## WHAT IS EXPECTED
Locate all lines with the word "Community" and copy them out.
= = =
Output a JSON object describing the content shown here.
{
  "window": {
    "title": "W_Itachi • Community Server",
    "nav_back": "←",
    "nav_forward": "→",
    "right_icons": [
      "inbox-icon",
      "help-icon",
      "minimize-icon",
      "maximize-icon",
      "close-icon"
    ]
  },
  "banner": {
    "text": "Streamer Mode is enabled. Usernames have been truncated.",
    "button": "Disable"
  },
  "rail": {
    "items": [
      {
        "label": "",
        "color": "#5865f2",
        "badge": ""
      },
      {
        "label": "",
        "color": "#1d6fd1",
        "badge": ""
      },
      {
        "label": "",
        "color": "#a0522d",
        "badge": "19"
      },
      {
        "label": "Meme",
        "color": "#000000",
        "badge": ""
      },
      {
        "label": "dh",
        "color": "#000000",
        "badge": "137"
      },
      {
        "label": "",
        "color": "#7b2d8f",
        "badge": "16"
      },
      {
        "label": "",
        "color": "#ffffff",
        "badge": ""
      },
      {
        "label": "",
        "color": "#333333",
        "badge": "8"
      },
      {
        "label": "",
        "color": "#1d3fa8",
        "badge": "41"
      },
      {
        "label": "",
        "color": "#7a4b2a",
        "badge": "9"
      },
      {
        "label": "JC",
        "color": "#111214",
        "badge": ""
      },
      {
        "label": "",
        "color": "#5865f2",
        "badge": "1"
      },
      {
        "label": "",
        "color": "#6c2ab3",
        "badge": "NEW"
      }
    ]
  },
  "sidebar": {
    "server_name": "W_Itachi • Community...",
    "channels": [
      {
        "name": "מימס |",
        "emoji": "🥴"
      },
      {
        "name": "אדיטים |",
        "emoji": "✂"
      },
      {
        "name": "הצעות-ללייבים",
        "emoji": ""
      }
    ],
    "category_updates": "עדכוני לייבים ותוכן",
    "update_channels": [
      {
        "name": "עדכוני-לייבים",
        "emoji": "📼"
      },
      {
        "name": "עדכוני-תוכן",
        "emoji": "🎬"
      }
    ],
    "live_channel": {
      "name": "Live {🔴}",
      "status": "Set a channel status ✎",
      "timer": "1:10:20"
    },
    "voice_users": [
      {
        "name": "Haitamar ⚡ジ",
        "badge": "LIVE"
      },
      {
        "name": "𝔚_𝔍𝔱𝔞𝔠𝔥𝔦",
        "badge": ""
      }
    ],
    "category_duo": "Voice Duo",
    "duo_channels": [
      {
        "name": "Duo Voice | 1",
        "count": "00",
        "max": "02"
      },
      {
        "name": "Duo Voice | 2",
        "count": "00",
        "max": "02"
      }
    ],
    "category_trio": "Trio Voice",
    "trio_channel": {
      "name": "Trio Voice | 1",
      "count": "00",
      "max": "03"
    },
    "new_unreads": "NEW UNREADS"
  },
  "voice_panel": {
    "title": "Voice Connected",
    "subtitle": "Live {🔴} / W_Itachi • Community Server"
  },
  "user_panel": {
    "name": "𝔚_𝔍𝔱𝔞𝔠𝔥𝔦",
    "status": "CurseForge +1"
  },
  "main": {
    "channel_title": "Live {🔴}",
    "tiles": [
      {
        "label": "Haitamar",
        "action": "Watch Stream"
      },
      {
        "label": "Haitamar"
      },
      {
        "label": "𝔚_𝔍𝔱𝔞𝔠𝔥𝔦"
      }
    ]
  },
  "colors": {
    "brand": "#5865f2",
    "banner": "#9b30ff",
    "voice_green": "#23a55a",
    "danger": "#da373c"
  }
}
= = =
## COMPLETE ANSWER
    "title": "W_Itachi • Community Server",
    "server_name": "W_Itachi • Community...",
    "subtitle": "Live {🔴} / W_Itachi • Community Server"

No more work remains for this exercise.